Goal of the exercise: Search the material below for the string "this" and extract each line that has it.

Available records:
──────────
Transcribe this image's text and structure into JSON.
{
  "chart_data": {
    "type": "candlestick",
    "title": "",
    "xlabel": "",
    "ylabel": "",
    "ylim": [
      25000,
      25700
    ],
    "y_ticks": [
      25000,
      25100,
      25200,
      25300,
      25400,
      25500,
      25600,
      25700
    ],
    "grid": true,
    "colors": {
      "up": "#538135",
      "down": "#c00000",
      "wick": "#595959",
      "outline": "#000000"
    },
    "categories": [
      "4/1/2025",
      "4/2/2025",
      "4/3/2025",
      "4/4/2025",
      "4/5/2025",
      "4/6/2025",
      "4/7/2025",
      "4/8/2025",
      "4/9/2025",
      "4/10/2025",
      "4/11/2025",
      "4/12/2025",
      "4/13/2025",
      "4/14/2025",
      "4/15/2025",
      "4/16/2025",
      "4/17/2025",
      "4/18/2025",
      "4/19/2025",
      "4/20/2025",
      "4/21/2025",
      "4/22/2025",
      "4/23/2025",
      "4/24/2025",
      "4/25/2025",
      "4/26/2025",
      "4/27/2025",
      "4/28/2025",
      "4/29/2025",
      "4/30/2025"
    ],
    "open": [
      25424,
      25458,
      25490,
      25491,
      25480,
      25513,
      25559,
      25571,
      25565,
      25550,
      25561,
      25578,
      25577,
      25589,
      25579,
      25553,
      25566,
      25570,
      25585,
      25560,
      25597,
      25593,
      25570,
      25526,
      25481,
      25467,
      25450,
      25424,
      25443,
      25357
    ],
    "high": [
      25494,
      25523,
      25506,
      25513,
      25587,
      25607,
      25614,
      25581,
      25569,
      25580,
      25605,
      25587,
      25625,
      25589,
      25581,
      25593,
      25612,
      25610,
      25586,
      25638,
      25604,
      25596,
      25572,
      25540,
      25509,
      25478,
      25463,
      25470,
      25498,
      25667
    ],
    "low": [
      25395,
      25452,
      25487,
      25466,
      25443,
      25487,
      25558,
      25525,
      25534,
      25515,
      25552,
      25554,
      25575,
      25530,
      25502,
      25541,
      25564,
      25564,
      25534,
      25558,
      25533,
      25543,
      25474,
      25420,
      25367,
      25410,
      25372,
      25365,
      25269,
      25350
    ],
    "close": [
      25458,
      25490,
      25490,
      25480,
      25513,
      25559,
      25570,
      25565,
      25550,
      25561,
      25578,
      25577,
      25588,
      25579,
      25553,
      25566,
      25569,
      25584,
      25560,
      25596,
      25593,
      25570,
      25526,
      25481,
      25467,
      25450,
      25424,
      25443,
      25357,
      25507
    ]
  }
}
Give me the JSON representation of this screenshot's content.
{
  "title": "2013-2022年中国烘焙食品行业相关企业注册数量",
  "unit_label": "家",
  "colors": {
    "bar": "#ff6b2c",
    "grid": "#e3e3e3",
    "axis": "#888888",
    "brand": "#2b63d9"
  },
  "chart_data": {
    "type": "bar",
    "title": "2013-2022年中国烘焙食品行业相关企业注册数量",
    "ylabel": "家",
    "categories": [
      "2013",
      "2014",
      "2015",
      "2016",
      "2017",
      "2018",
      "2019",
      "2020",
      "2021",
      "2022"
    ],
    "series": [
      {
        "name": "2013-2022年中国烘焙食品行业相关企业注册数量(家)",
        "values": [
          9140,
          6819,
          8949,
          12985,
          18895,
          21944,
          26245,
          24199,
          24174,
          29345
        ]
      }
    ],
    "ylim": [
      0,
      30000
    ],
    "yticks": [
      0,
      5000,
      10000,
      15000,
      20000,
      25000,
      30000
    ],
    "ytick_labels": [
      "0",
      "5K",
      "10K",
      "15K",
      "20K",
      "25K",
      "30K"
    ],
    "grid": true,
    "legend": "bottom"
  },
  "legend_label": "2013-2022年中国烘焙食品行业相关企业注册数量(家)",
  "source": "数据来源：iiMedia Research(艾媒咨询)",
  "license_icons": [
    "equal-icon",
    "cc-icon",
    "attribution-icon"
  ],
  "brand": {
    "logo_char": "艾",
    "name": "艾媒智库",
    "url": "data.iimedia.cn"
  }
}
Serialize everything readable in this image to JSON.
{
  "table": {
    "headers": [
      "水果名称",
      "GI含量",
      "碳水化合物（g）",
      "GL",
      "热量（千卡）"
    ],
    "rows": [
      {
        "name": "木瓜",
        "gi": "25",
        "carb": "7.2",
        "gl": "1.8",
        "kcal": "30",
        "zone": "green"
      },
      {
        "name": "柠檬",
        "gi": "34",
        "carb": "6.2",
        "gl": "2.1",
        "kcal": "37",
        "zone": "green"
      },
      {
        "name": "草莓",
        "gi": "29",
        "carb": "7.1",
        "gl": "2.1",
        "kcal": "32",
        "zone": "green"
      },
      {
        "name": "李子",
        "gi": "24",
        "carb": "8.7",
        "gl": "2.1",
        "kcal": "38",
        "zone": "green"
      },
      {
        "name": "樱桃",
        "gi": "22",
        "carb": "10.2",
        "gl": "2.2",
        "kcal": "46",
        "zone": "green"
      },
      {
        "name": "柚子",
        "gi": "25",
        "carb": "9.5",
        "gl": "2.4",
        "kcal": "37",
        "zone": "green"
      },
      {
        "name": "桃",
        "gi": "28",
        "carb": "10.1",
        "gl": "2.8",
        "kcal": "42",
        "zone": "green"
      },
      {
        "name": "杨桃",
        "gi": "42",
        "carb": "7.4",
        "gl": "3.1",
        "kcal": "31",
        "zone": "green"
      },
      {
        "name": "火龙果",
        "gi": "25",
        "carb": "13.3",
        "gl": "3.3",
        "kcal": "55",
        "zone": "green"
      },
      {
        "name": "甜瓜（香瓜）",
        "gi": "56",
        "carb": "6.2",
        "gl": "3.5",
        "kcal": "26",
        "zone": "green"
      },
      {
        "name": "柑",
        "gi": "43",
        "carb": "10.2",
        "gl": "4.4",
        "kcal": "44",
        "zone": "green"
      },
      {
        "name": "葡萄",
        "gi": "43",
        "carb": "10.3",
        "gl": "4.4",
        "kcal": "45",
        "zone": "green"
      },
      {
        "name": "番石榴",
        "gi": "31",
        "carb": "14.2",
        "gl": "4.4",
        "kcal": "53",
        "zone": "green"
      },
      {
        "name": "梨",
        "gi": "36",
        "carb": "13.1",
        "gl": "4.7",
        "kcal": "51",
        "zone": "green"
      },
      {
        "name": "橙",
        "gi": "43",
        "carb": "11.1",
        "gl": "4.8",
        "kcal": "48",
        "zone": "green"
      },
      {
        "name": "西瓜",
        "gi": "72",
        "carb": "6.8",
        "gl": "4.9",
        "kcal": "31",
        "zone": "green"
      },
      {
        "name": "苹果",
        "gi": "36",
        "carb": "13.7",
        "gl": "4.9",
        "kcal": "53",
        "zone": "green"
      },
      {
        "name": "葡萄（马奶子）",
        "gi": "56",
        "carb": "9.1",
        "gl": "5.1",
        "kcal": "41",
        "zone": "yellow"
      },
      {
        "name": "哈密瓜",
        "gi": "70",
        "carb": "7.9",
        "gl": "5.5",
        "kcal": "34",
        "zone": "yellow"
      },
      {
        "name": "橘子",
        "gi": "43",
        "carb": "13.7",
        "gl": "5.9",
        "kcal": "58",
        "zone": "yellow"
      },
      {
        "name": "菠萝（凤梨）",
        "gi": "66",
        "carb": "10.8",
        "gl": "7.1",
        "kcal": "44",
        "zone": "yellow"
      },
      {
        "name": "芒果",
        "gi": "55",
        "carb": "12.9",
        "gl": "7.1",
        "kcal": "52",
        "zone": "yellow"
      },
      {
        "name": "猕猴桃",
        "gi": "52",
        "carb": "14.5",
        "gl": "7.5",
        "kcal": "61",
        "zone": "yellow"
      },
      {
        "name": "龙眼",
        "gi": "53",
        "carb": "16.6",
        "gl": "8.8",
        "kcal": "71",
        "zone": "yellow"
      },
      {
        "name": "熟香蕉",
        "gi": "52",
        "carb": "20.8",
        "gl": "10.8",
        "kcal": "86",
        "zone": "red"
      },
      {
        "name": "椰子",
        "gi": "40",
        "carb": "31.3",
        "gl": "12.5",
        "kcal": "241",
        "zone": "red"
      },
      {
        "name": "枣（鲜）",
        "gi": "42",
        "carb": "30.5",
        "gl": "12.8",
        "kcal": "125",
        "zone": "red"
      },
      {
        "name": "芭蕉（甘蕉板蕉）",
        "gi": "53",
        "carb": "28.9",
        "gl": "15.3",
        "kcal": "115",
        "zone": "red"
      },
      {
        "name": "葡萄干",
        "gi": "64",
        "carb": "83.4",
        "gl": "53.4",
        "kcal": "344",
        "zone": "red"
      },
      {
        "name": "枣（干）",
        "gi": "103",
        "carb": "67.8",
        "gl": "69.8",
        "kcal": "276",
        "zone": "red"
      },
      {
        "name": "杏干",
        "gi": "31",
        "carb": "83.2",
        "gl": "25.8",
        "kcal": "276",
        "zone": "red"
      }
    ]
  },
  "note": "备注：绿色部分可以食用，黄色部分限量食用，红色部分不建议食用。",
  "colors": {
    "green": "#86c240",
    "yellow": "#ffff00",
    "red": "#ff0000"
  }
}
──────────
Exercise response:
Transcribe this image's text and structure into JSON.
Give me the JSON representation of this screenshot's content.
Serialize everything readable in this image to JSON.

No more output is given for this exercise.